** start Dataset entries **

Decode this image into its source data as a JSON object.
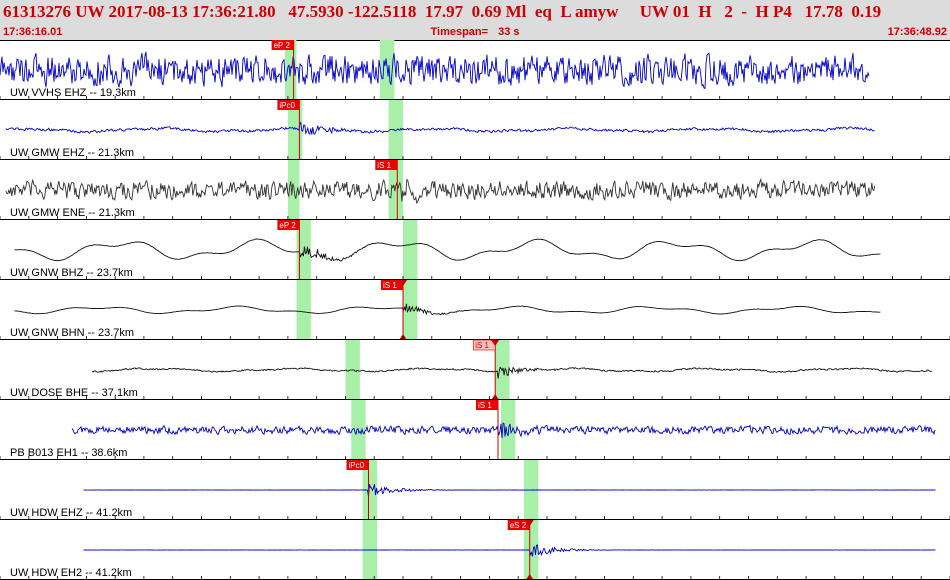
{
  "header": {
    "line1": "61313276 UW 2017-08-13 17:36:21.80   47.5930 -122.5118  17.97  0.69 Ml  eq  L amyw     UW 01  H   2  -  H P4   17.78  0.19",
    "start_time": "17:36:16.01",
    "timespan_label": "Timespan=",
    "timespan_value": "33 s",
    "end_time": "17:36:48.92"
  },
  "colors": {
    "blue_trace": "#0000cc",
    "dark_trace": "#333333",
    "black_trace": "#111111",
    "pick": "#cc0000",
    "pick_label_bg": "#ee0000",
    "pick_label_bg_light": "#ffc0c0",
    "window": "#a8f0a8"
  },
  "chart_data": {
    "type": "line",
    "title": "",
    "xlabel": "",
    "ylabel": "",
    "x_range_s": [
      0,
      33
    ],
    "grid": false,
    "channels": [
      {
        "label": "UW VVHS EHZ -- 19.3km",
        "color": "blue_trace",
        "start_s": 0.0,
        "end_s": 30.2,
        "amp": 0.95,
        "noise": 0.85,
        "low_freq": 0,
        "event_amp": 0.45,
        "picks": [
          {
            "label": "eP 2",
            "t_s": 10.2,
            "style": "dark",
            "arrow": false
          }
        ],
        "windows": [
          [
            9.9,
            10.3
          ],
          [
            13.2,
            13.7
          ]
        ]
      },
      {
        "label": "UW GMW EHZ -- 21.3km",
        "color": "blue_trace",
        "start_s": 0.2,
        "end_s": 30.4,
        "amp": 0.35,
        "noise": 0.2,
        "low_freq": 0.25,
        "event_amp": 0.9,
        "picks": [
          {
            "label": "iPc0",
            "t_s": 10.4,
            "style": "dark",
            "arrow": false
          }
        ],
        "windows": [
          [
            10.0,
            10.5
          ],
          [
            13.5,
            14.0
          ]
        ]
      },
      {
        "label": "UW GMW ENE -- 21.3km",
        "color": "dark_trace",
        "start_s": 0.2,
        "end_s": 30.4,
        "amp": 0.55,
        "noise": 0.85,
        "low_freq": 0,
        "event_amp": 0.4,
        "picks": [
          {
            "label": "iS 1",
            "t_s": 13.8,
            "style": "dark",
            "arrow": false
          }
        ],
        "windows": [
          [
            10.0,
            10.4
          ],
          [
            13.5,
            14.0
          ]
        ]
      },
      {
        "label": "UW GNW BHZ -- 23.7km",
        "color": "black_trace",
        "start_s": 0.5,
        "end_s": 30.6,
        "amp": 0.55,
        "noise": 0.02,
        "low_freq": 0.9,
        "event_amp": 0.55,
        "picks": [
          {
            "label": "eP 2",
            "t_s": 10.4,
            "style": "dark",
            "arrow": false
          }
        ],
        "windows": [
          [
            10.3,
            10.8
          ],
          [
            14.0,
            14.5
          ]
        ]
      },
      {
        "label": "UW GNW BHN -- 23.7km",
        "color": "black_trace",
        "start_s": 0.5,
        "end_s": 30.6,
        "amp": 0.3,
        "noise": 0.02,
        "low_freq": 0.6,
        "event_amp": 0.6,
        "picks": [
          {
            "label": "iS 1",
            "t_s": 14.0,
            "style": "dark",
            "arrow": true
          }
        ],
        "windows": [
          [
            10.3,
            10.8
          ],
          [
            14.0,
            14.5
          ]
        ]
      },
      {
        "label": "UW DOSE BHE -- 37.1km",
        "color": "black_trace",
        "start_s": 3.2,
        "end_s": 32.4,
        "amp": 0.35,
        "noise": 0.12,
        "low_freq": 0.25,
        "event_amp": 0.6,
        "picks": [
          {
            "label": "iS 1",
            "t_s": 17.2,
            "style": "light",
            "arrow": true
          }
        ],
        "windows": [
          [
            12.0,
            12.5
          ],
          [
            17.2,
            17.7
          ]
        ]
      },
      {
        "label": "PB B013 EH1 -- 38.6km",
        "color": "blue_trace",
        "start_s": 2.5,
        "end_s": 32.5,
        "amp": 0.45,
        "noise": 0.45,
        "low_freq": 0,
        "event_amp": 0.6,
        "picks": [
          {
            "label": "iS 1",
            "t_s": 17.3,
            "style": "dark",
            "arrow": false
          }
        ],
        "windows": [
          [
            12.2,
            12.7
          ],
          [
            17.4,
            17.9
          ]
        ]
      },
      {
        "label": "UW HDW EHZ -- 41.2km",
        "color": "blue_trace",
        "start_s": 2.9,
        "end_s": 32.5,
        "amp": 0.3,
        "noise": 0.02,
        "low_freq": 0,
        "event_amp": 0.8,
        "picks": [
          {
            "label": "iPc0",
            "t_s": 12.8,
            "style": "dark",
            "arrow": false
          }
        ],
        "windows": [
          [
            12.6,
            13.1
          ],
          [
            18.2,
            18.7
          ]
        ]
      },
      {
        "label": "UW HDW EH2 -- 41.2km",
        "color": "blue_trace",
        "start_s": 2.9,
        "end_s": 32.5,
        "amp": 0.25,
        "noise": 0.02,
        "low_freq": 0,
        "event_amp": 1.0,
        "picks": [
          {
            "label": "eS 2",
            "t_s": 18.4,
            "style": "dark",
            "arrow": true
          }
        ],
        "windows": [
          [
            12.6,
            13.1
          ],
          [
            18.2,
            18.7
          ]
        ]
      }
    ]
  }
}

** end Dataset entries **

▸ What is being asked:
Print all entries exactly. The images do not belong in the copy.

▸ The response:
Decode this image into its source data as a JSON object.
{
  "header": {
    "line1": "61313276 UW 2017-08-13 17:36:21.80   47.5930 -122.5118  17.97  0.69 Ml  eq  L amyw     UW 01  H   2  -  H P4   17.78  0.19",
    "start_time": "17:36:16.01",
    "timespan_label": "Timespan=",
    "timespan_value": "33 s",
    "end_time": "17:36:48.92"
  },
  "colors": {
    "blue_trace": "#0000cc",
    "dark_trace": "#333333",
    "black_trace": "#111111",
    "pick": "#cc0000",
    "pick_label_bg": "#ee0000",
    "pick_label_bg_light": "#ffc0c0",
    "window": "#a8f0a8"
  },
  "chart_data": {
    "type": "line",
    "title": "",
    "xlabel": "",
    "ylabel": "",
    "x_range_s": [
      0,
      33
    ],
    "grid": false,
    "channels": [
      {
        "label": "UW VVHS EHZ -- 19.3km",
        "color": "blue_trace",
        "start_s": 0.0,
        "end_s": 30.2,
        "amp": 0.95,
        "noise": 0.85,
        "low_freq": 0,
        "event_amp": 0.45,
        "picks": [
          {
            "label": "eP 2",
            "t_s": 10.2,
            "style": "dark",
            "arrow": false
          }
        ],
        "windows": [
          [
            9.9,
            10.3
          ],
          [
            13.2,
            13.7
          ]
        ]
      },
      {
        "label": "UW GMW EHZ -- 21.3km",
        "color": "blue_trace",
        "start_s": 0.2,
        "end_s": 30.4,
        "amp": 0.35,
        "noise": 0.2,
        "low_freq": 0.25,
        "event_amp": 0.9,
        "picks": [
          {
            "label": "iPc0",
            "t_s": 10.4,
            "style": "dark",
            "arrow": false
          }
        ],
        "windows": [
          [
            10.0,
            10.5
          ],
          [
            13.5,
            14.0
          ]
        ]
      },
      {
        "label": "UW GMW ENE -- 21.3km",
        "color": "dark_trace",
        "start_s": 0.2,
        "end_s": 30.4,
        "amp": 0.55,
        "noise": 0.85,
        "low_freq": 0,
        "event_amp": 0.4,
        "picks": [
          {
            "label": "iS 1",
            "t_s": 13.8,
            "style": "dark",
            "arrow": false
          }
        ],
        "windows": [
          [
            10.0,
            10.4
          ],
          [
            13.5,
            14.0
          ]
        ]
      },
      {
        "label": "UW GNW BHZ -- 23.7km",
        "color": "black_trace",
        "start_s": 0.5,
        "end_s": 30.6,
        "amp": 0.55,
        "noise": 0.02,
        "low_freq": 0.9,
        "event_amp": 0.55,
        "picks": [
          {
            "label": "eP 2",
            "t_s": 10.4,
            "style": "dark",
            "arrow": false
          }
        ],
        "windows": [
          [
            10.3,
            10.8
          ],
          [
            14.0,
            14.5
          ]
        ]
      },
      {
        "label": "UW GNW BHN -- 23.7km",
        "color": "black_trace",
        "start_s": 0.5,
        "end_s": 30.6,
        "amp": 0.3,
        "noise": 0.02,
        "low_freq": 0.6,
        "event_amp": 0.6,
        "picks": [
          {
            "label": "iS 1",
            "t_s": 14.0,
            "style": "dark",
            "arrow": true
          }
        ],
        "windows": [
          [
            10.3,
            10.8
          ],
          [
            14.0,
            14.5
          ]
        ]
      },
      {
        "label": "UW DOSE BHE -- 37.1km",
        "color": "black_trace",
        "start_s": 3.2,
        "end_s": 32.4,
        "amp": 0.35,
        "noise": 0.12,
        "low_freq": 0.25,
        "event_amp": 0.6,
        "picks": [
          {
            "label": "iS 1",
            "t_s": 17.2,
            "style": "light",
            "arrow": true
          }
        ],
        "windows": [
          [
            12.0,
            12.5
          ],
          [
            17.2,
            17.7
          ]
        ]
      },
      {
        "label": "PB B013 EH1 -- 38.6km",
        "color": "blue_trace",
        "start_s": 2.5,
        "end_s": 32.5,
        "amp": 0.45,
        "noise": 0.45,
        "low_freq": 0,
        "event_amp": 0.6,
        "picks": [
          {
            "label": "iS 1",
            "t_s": 17.3,
            "style": "dark",
            "arrow": false
          }
        ],
        "windows": [
          [
            12.2,
            12.7
          ],
          [
            17.4,
            17.9
          ]
        ]
      },
      {
        "label": "UW HDW EHZ -- 41.2km",
        "color": "blue_trace",
        "start_s": 2.9,
        "end_s": 32.5,
        "amp": 0.3,
        "noise": 0.02,
        "low_freq": 0,
        "event_amp": 0.8,
        "picks": [
          {
            "label": "iPc0",
            "t_s": 12.8,
            "style": "dark",
            "arrow": false
          }
        ],
        "windows": [
          [
            12.6,
            13.1
          ],
          [
            18.2,
            18.7
          ]
        ]
      },
      {
        "label": "UW HDW EH2 -- 41.2km",
        "color": "blue_trace",
        "start_s": 2.9,
        "end_s": 32.5,
        "amp": 0.25,
        "noise": 0.02,
        "low_freq": 0,
        "event_amp": 1.0,
        "picks": [
          {
            "label": "eS 2",
            "t_s": 18.4,
            "style": "dark",
            "arrow": true
          }
        ],
        "windows": [
          [
            12.6,
            13.1
          ],
          [
            18.2,
            18.7
          ]
        ]
      }
    ]
  }
}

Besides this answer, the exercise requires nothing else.